• _SHORT EXERCISE_
Restate every line of the material, word for word.
**** SUPPLIED RECORDS ****
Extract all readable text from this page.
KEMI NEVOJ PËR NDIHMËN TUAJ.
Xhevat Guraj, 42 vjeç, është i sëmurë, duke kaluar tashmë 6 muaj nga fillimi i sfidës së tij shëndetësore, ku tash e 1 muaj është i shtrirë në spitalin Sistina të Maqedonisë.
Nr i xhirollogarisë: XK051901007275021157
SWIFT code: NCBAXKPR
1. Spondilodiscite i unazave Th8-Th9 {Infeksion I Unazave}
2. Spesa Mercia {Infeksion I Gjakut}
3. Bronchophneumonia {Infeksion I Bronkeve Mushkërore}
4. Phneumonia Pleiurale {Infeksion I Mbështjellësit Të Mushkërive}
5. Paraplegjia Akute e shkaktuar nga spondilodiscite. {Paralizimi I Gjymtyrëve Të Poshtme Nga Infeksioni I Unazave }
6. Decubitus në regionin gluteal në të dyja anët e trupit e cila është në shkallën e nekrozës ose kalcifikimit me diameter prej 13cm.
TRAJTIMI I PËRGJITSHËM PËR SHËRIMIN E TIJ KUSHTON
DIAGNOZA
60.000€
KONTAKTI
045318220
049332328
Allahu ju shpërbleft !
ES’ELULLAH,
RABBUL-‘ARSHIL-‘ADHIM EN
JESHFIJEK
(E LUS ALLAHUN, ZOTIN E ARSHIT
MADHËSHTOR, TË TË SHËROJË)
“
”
****
• _EXPECTED OUTPUT_
Extract all readable text from this page.
KEMI NEVOJ PËR NDIHMËN TUAJ.
Xhevat Guraj, 42 vjeç, është i sëmurë, duke kaluar tashmë 6 muaj nga fillimi i sfidës së tij shëndetësore, ku tash e 1 muaj është i shtrirë në spitalin Sistina të Maqedonisë.
Nr i xhirollogarisë: XK051901007275021157
SWIFT code: NCBAXKPR
1. Spondilodiscite i unazave Th8-Th9 {Infeksion I Unazave}
2. Spesa Mercia {Infeksion I Gjakut}
3. Bronchophneumonia {Infeksion I Bronkeve Mushkërore}
4. Phneumonia Pleiurale {Infeksion I Mbështjellësit Të Mushkërive}
5. Paraplegjia Akute e shkaktuar nga spondilodiscite. {Paralizimi I Gjymtyrëve Të Poshtme Nga Infeksioni I Unazave }
6. Decubitus në regionin gluteal në të dyja anët e trupit e cila është në shkallën e nekrozës ose kalcifikimit me diameter prej 13cm.
TRAJTIMI I PËRGJITSHËM PËR SHËRIMIN E TIJ KUSHTON
DIAGNOZA
60.000€
KONTAKTI
045318220
049332328
Allahu ju shpërbleft !
ES’ELULLAH,
RABBUL-‘ARSHIL-‘ADHIM EN
JESHFIJEK
(E LUS ALLAHUN, ZOTIN E ARSHIT
MADHËSHTOR, TË TË SHËROJË)
“
”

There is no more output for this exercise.